**Exercise passage:**
==================================================
Montren said Wohlars is one of the earliest students to get into health care because of the pandemic, but not the first student he has seen who was inspired by a national tragedy.
“You know, certainly when I look back at COVID and pre-med I’m gonna think of her,” he said. “Similarly to the way I think back on the fall of the World Trade Center, of a student ages ago who had been a responder there and then was inspired to go into health care by it.”
Medical school applications are at an all-time high this year, increasing 18 percent over previous years, according to the Association of American Medical Colleges (AAMC). Officials say some applicants may be influenced by the suffering brought on by the pandemic and by the perceived heroism of front-line medical workers, according to an article published last October on the group’s website.
Dr. Geoffrey Young, AAMC senior director for student affairs and programs, drew a comparison similar to Montren’s 9/11 observation but instead likened it to the modest uptick in military service in 2001.
“This certainly seems like a significant factor this year,” Young said.
But medical school admissions officials, both in the AAMC’s article and in interviews, said that the effects of the pandemic will become more apparent in the next few years. They also cited other reasons for the increase in applications, such as prospective students having more time to put together application materials and being more motivated to seek reliable professions in what could be a post-pandemic recession.
“We can’t say for sure why so many more students have applied this year,” he wrote in a statement. “We know it takes years for applicants to complete prerequisites and compile the portfolio they need to apply.”
Young said that the AAMC surveys applicants and will eventually know more about the reason behind the sudden increase. But Robert Pertusati, associate dean of Stony Brook’s undergraduate admissions, suggests that the incoming high school graduating class may have an increased interest in health issues from what he’s seen of first-year applicants.
“They were talking in their essays a lot about wanting to go on to medicine,” he said, “wanting to go on to nursing, wanting to go on to something in the health field because of the influence of what they were seeing in their own everyday lives, in their own families, their friends, their communities. How it was impactful to them and inspirational to them.”
==================================================
**Task requirements:**
a - Copy the part of the passage on medical school applications that begins at the words "Montren said Wohlars" and stops after "a national tragedy.", swapping "Wohlars" for "the student".
b - Answer these questions from the passage on medical school applications:
(i) By what percentage did medical school applications increase this year, according to the AAMC?
(ii) What position does Robert Pertusati hold?
(iii) To what did Dr. Geoffrey Young liken the rise in applications?
c - Please carry on the passage on medical school applications from its last sentence.
The items have nothing to do with the passage on medical school applications.

**Record set:**
==================================================
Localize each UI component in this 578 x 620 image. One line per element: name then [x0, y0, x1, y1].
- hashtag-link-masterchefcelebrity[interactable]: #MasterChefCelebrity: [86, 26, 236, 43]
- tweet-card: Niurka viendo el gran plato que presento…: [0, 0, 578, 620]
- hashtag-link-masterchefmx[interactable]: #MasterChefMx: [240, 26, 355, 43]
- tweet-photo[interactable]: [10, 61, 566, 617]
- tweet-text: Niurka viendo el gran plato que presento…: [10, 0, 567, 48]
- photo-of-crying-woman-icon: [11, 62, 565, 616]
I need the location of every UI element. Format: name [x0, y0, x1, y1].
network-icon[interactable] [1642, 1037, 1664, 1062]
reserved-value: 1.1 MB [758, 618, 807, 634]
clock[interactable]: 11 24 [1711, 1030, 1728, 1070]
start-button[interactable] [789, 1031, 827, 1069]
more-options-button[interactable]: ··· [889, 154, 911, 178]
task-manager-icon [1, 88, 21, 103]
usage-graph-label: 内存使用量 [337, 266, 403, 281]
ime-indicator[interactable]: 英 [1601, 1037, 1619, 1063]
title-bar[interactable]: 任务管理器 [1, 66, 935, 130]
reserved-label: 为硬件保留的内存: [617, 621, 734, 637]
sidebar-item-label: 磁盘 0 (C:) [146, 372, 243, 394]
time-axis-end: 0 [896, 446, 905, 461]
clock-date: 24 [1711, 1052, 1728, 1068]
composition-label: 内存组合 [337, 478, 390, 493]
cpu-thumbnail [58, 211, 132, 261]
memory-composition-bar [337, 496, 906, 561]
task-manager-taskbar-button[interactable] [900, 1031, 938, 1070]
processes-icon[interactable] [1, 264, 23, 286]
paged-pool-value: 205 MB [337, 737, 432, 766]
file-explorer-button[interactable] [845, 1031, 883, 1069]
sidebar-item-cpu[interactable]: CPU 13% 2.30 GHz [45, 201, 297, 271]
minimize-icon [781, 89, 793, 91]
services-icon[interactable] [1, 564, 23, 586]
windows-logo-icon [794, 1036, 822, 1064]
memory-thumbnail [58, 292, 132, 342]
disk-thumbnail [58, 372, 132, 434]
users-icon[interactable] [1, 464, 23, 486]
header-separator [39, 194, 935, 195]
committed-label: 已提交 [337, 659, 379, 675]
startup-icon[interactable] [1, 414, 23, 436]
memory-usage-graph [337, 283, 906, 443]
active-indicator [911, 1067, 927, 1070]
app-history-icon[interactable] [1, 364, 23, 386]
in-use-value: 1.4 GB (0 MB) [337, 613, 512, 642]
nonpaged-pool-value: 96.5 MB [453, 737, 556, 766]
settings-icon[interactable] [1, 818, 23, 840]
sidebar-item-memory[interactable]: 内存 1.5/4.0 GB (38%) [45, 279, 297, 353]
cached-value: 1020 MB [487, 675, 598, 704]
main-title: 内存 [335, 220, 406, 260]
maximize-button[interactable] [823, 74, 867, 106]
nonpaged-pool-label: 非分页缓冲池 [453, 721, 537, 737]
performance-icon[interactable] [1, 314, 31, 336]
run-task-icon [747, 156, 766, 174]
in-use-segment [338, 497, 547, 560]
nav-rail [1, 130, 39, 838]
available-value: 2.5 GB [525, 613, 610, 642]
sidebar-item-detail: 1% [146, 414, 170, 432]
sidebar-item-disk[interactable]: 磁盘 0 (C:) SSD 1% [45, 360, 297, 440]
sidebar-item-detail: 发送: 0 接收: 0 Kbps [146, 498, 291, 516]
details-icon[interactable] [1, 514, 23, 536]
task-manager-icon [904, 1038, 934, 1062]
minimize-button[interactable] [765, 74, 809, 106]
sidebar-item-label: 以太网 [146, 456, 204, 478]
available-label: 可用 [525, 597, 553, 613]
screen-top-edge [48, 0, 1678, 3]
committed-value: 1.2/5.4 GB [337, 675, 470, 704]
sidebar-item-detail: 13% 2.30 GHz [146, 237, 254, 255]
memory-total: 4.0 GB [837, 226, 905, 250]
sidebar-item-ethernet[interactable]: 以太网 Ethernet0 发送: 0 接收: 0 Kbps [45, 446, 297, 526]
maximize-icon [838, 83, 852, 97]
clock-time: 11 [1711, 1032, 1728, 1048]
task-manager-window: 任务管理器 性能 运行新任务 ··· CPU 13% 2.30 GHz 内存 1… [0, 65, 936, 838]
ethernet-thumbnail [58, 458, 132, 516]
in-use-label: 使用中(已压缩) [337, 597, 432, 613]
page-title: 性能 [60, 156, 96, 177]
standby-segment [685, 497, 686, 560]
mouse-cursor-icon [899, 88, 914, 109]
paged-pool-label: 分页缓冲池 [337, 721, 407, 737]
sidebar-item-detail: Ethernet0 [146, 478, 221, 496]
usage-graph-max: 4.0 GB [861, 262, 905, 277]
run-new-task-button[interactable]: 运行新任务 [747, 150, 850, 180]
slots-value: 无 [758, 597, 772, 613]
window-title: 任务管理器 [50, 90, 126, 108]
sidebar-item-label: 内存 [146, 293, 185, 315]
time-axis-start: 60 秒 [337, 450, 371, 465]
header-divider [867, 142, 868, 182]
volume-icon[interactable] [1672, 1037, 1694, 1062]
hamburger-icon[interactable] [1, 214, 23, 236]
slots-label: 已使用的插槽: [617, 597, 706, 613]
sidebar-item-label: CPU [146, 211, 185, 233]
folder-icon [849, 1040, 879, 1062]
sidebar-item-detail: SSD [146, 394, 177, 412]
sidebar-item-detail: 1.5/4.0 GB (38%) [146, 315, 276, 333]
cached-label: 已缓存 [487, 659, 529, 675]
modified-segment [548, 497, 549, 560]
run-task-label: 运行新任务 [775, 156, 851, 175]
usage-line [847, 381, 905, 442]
==================================================
**Answers by item:**
a -
Montren said the student is one of the earliest students to get into health care because of the pandemic, but not the first student he has seen who was inspired by a national tragedy.

b -
(i) 18 percent.
(ii) Associate dean of Stony Brook's undergraduate admissions.
(iii) The modest uptick in military service in 2001.

c -
He also said that the university has seen increased applications in STEM – an acronym for science, technology, engineering and medicine – and health sciences programs, which can lead to careers in various health care fields. The high school counselors he talks to say students are asking more about health fields.
“They were talking in their essays a lot about wanting to go on to medicine, wanting to go on to nursing, wanting to go on to something in the health field because of the influence of what they were seeing in their own everyday lives, in their own families, their friends, their communities. How it was impactful to them and inspirational to them.”
– Robert Pertusati, associate dean of undergraduate admissions, about the interest in health care fields among first-year applicants
“They are very interested in science and STEM fields and they are very interested in these careers, two fold. Because A, they see it as a realistic profession, but also they see it as they can help give back,” Pertusati said.
For Kirsten Wohlars, the investment in time and money required to make it through medical school seems worth it to be able to serve people as their doctor.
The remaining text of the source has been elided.